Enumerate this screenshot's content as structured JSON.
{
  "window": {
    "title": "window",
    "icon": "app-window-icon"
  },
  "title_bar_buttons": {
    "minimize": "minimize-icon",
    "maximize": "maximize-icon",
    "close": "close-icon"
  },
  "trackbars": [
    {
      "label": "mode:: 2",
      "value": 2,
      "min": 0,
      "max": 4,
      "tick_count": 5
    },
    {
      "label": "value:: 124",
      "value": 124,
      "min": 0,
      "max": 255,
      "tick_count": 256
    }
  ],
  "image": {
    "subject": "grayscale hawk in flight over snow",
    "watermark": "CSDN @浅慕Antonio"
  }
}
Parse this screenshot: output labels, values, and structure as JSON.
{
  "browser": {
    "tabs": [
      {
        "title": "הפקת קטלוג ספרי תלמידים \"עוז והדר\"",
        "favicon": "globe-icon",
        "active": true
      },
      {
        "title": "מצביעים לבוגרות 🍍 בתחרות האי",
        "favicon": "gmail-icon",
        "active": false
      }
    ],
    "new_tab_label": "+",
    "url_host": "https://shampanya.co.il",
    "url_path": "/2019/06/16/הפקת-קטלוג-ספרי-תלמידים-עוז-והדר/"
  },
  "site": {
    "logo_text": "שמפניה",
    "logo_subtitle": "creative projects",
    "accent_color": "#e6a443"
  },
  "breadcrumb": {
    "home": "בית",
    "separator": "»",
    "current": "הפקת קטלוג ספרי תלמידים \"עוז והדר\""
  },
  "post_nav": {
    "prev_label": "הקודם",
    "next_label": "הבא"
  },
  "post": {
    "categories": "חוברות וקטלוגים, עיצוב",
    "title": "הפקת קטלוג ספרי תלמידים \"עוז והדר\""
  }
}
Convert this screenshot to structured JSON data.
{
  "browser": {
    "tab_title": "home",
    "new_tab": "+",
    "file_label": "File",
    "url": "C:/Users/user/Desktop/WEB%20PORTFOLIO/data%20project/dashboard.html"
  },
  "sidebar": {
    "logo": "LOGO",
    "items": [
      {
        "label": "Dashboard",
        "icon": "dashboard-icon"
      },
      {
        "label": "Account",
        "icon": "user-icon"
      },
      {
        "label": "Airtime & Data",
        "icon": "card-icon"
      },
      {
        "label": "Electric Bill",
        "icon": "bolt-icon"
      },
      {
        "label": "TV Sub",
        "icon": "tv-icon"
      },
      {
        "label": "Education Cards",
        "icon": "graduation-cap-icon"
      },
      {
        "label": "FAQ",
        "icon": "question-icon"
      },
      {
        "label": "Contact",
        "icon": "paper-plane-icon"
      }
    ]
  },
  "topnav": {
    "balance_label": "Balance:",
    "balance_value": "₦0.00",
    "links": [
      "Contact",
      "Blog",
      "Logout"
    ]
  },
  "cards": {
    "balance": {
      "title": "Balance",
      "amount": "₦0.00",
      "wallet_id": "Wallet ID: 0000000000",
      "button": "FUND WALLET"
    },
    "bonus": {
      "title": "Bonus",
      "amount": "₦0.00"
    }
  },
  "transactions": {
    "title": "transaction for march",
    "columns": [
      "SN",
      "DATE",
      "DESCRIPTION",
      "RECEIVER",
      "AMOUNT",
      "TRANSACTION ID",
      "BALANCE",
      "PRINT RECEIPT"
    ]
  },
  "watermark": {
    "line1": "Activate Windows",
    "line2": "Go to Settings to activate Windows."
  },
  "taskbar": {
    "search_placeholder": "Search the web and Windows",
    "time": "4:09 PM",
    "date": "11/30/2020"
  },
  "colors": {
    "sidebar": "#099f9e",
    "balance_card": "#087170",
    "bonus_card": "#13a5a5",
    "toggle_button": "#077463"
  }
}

☆ ☆ ☆ ☆ ☆

* _Job_:
Look through the records and gather each line with the word "Windows".

* _Worked answer_:
    "line1": "Activate Windows",
    "line2": "Go to Settings to activate Windows."
    "search_placeholder": "Search the web and Windows",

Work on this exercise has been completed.